◆ Your instructions: Identify the lines holding "determines" and copy them.

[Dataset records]
--- --- ---

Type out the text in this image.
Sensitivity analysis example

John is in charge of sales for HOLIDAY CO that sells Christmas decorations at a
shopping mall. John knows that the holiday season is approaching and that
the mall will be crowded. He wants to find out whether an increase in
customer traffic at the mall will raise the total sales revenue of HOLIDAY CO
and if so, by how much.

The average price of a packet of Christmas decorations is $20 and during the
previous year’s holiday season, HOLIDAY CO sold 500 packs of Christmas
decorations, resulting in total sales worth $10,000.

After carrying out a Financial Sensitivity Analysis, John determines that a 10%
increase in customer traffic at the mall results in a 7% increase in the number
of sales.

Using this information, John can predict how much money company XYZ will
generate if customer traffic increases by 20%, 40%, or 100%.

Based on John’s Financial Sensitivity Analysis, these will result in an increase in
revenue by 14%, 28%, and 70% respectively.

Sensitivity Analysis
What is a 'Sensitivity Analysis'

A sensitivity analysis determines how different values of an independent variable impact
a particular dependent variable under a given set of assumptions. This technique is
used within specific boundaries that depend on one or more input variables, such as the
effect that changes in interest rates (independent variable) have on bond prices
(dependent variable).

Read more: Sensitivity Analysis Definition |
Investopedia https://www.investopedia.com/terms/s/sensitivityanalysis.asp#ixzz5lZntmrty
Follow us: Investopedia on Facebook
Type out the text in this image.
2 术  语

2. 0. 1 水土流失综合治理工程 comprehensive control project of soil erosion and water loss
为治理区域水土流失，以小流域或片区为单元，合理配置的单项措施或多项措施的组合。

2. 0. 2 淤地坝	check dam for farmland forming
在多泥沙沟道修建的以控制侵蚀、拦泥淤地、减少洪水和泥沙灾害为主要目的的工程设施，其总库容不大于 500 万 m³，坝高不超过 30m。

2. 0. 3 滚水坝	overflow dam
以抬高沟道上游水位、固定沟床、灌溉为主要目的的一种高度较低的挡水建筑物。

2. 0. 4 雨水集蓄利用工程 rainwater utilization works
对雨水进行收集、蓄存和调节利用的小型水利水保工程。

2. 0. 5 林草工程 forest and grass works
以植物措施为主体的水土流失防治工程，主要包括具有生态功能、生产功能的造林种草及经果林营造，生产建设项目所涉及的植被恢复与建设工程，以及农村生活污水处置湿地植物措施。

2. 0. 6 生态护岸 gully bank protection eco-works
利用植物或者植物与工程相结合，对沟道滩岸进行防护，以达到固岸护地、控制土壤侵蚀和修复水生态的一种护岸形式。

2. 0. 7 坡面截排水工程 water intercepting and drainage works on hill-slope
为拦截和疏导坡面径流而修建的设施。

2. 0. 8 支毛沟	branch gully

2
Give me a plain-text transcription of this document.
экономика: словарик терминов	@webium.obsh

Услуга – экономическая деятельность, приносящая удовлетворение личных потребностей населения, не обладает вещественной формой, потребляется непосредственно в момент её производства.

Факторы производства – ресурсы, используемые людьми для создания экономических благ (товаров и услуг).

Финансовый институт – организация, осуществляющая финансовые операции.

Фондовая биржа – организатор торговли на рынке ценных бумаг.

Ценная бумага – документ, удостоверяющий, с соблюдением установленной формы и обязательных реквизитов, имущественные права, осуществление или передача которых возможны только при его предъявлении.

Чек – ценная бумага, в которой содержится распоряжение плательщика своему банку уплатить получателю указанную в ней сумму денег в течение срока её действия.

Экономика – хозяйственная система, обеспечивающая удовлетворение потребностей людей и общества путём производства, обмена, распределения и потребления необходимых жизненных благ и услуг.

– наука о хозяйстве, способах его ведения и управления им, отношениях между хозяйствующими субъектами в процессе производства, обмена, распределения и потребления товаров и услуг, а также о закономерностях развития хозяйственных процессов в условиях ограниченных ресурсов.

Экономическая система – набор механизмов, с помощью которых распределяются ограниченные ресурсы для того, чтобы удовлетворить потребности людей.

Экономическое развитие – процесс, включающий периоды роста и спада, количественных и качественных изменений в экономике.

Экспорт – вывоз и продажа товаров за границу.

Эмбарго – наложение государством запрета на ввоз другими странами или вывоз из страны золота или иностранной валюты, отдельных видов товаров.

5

--- --- ---

◆ Reply:
After carrying out a Financial Sensitivity Analysis, John determines that a 10%
A sensitivity analysis determines how different values of an independent variable impact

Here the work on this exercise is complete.